■ **Directive**:
Select from the records below every line that has the word "empirical" in it.

■ **Data provided**:
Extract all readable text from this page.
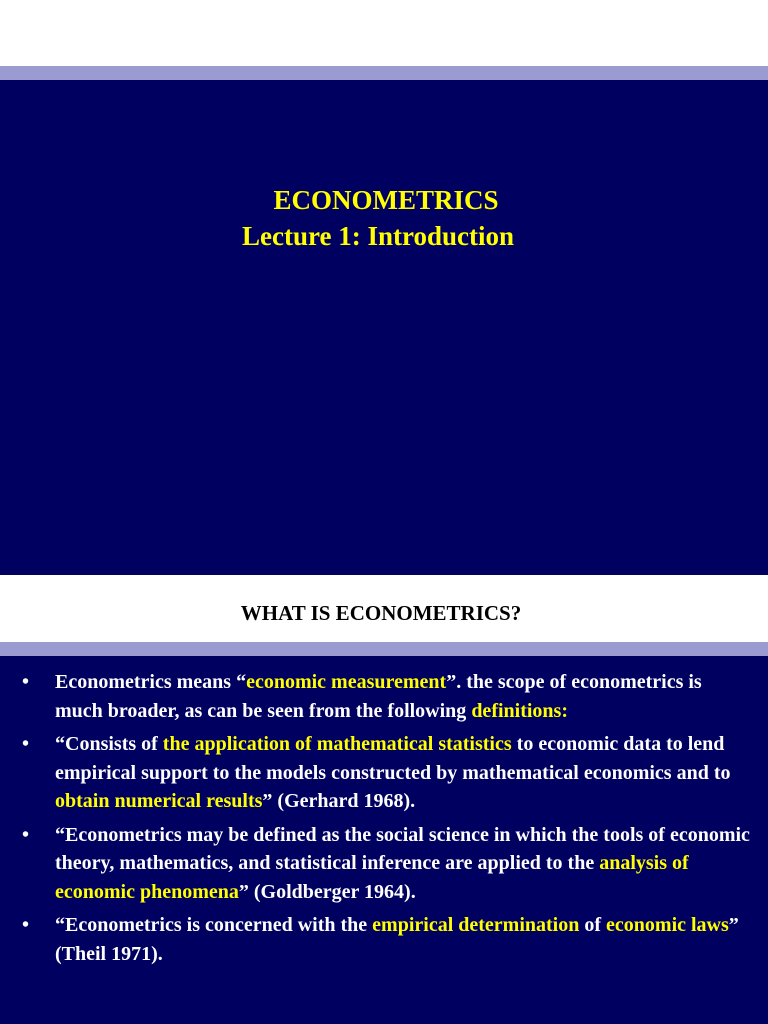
ECONOMETRICS
Lecture 1: Introduction
WHAT IS ECONOMETRICS?
• Econometrics means “economic measurement”. the scope of econometrics is much broader, as can be seen from the following definitions:
• “Consists of the application of mathematical statistics to economic data to lend empirical support to the models constructed by mathematical economics and to obtain numerical results” (Gerhard 1968).
• “Econometrics may be defined as the social science in which the tools of economic theory, mathematics, and statistical inference are applied to the analysis of economic phenomena” (Goldberger 1964).
• “Econometrics is concerned with the empirical determination of economic laws” (Theil 1971).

■ **Output**:
• “Consists of the application of mathematical statistics to economic data to lend empirical support to the models constructed by mathematical economics and to obtain numerical results” (Gerhard 1968).
• “Econometrics is concerned with the empirical determination of economic laws” (Theil 1971).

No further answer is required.